Below is a listing to write out in full, exactly as given, without its pictures.

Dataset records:

☆ ☆ ☆ ☆

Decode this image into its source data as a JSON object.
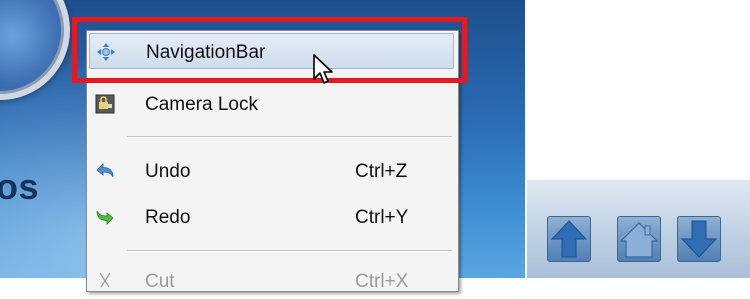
{
  "context_menu": {
    "items": [
      {
        "label": "NavigationBar",
        "shortcut": "",
        "icon": "navigation-icon",
        "hovered": true,
        "disabled": false
      },
      {
        "label": "Camera Lock",
        "shortcut": "",
        "icon": "camera-lock-icon",
        "hovered": false,
        "disabled": false
      },
      {
        "label": "Undo",
        "shortcut": "Ctrl+Z",
        "icon": "undo-icon",
        "hovered": false,
        "disabled": false
      },
      {
        "label": "Redo",
        "shortcut": "Ctrl+Y",
        "icon": "redo-icon",
        "hovered": false,
        "disabled": false
      },
      {
        "label": "Cut",
        "shortcut": "Ctrl+X",
        "icon": "cut-icon",
        "hovered": false,
        "disabled": true
      }
    ]
  },
  "background": {
    "partial_text": "os"
  },
  "nav_toolbar": {
    "buttons": [
      "arrow-up-icon",
      "home-icon",
      "arrow-down-icon"
    ]
  },
  "colors": {
    "highlight": "#e01b24",
    "accent": "#2f6db5"
  }
}
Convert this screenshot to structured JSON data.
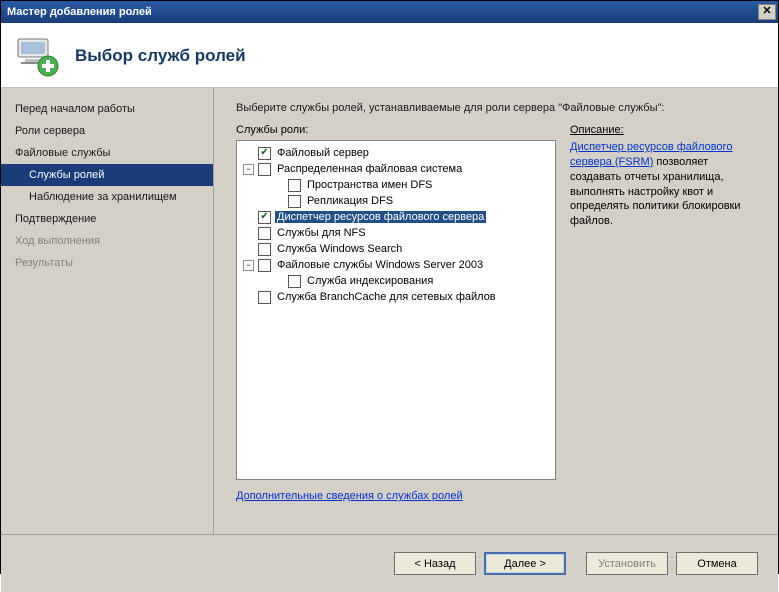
{
  "window": {
    "title": "Мастер добавления ролей"
  },
  "header": {
    "title": "Выбор служб ролей"
  },
  "sidebar": {
    "items": [
      {
        "label": "Перед началом работы",
        "sub": false
      },
      {
        "label": "Роли сервера",
        "sub": false
      },
      {
        "label": "Файловые службы",
        "sub": false
      },
      {
        "label": "Службы ролей",
        "sub": true,
        "selected": true
      },
      {
        "label": "Наблюдение за хранилищем",
        "sub": true
      },
      {
        "label": "Подтверждение",
        "sub": false
      },
      {
        "label": "Ход выполнения",
        "sub": false,
        "disabled": true
      },
      {
        "label": "Результаты",
        "sub": false,
        "disabled": true
      }
    ]
  },
  "content": {
    "intro": "Выберите службы ролей, устанавливаемые для роли сервера \"Файловые службы\":",
    "tree_label": "Службы роли:",
    "desc_label": "Описание:",
    "more_info": "Дополнительные сведения о службах ролей",
    "desc_link": "Диспетчер ресурсов файлового сервера (FSRM)",
    "desc_rest": " позволяет создавать отчеты хранилища, выполнять настройку квот и определять политики блокировки файлов.",
    "tree": [
      {
        "indent": 0,
        "toggle": null,
        "checked": true,
        "label": "Файловый сервер"
      },
      {
        "indent": 0,
        "toggle": "-",
        "checked": false,
        "label": "Распределенная файловая система"
      },
      {
        "indent": 1,
        "toggle": null,
        "checked": false,
        "label": "Пространства имен DFS"
      },
      {
        "indent": 1,
        "toggle": null,
        "checked": false,
        "label": "Репликация DFS"
      },
      {
        "indent": 0,
        "toggle": null,
        "checked": true,
        "label": "Диспетчер ресурсов файлового сервера",
        "hl": true
      },
      {
        "indent": 0,
        "toggle": null,
        "checked": false,
        "label": "Службы для NFS"
      },
      {
        "indent": 0,
        "toggle": null,
        "checked": false,
        "label": "Служба Windows Search"
      },
      {
        "indent": 0,
        "toggle": "-",
        "checked": false,
        "label": "Файловые службы Windows Server 2003"
      },
      {
        "indent": 1,
        "toggle": null,
        "checked": false,
        "label": "Служба индексирования"
      },
      {
        "indent": 0,
        "toggle": null,
        "checked": false,
        "label": "Служба BranchCache для сетевых файлов"
      }
    ]
  },
  "buttons": {
    "back": "< Назад",
    "next": "Далее >",
    "install": "Установить",
    "cancel": "Отмена"
  }
}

☆ ☆ ☆ ☆

● CORRECT RESULT:
Decode this image into its source data as a JSON object.
{
  "context_menu": {
    "items": [
      {
        "label": "NavigationBar",
        "shortcut": "",
        "icon": "navigation-icon",
        "hovered": true,
        "disabled": false
      },
      {
        "label": "Camera Lock",
        "shortcut": "",
        "icon": "camera-lock-icon",
        "hovered": false,
        "disabled": false
      },
      {
        "label": "Undo",
        "shortcut": "Ctrl+Z",
        "icon": "undo-icon",
        "hovered": false,
        "disabled": false
      },
      {
        "label": "Redo",
        "shortcut": "Ctrl+Y",
        "icon": "redo-icon",
        "hovered": false,
        "disabled": false
      },
      {
        "label": "Cut",
        "shortcut": "Ctrl+X",
        "icon": "cut-icon",
        "hovered": false,
        "disabled": true
      }
    ]
  },
  "background": {
    "partial_text": "os"
  },
  "nav_toolbar": {
    "buttons": [
      "arrow-up-icon",
      "home-icon",
      "arrow-down-icon"
    ]
  },
  "colors": {
    "highlight": "#e01b24",
    "accent": "#2f6db5"
  }
}
Convert this screenshot to structured JSON data.
{
  "window": {
    "title": "Мастер добавления ролей"
  },
  "header": {
    "title": "Выбор служб ролей"
  },
  "sidebar": {
    "items": [
      {
        "label": "Перед началом работы",
        "sub": false
      },
      {
        "label": "Роли сервера",
        "sub": false
      },
      {
        "label": "Файловые службы",
        "sub": false
      },
      {
        "label": "Службы ролей",
        "sub": true,
        "selected": true
      },
      {
        "label": "Наблюдение за хранилищем",
        "sub": true
      },
      {
        "label": "Подтверждение",
        "sub": false
      },
      {
        "label": "Ход выполнения",
        "sub": false,
        "disabled": true
      },
      {
        "label": "Результаты",
        "sub": false,
        "disabled": true
      }
    ]
  },
  "content": {
    "intro": "Выберите службы ролей, устанавливаемые для роли сервера \"Файловые службы\":",
    "tree_label": "Службы роли:",
    "desc_label": "Описание:",
    "more_info": "Дополнительные сведения о службах ролей",
    "desc_link": "Диспетчер ресурсов файлового сервера (FSRM)",
    "desc_rest": " позволяет создавать отчеты хранилища, выполнять настройку квот и определять политики блокировки файлов.",
    "tree": [
      {
        "indent": 0,
        "toggle": null,
        "checked": true,
        "label": "Файловый сервер"
      },
      {
        "indent": 0,
        "toggle": "-",
        "checked": false,
        "label": "Распределенная файловая система"
      },
      {
        "indent": 1,
        "toggle": null,
        "checked": false,
        "label": "Пространства имен DFS"
      },
      {
        "indent": 1,
        "toggle": null,
        "checked": false,
        "label": "Репликация DFS"
      },
      {
        "indent": 0,
        "toggle": null,
        "checked": true,
        "label": "Диспетчер ресурсов файлового сервера",
        "hl": true
      },
      {
        "indent": 0,
        "toggle": null,
        "checked": false,
        "label": "Службы для NFS"
      },
      {
        "indent": 0,
        "toggle": null,
        "checked": false,
        "label": "Служба Windows Search"
      },
      {
        "indent": 0,
        "toggle": "-",
        "checked": false,
        "label": "Файловые службы Windows Server 2003"
      },
      {
        "indent": 1,
        "toggle": null,
        "checked": false,
        "label": "Служба индексирования"
      },
      {
        "indent": 0,
        "toggle": null,
        "checked": false,
        "label": "Служба BranchCache для сетевых файлов"
      }
    ]
  },
  "buttons": {
    "back": "< Назад",
    "next": "Далее >",
    "install": "Установить",
    "cancel": "Отмена"
  }
}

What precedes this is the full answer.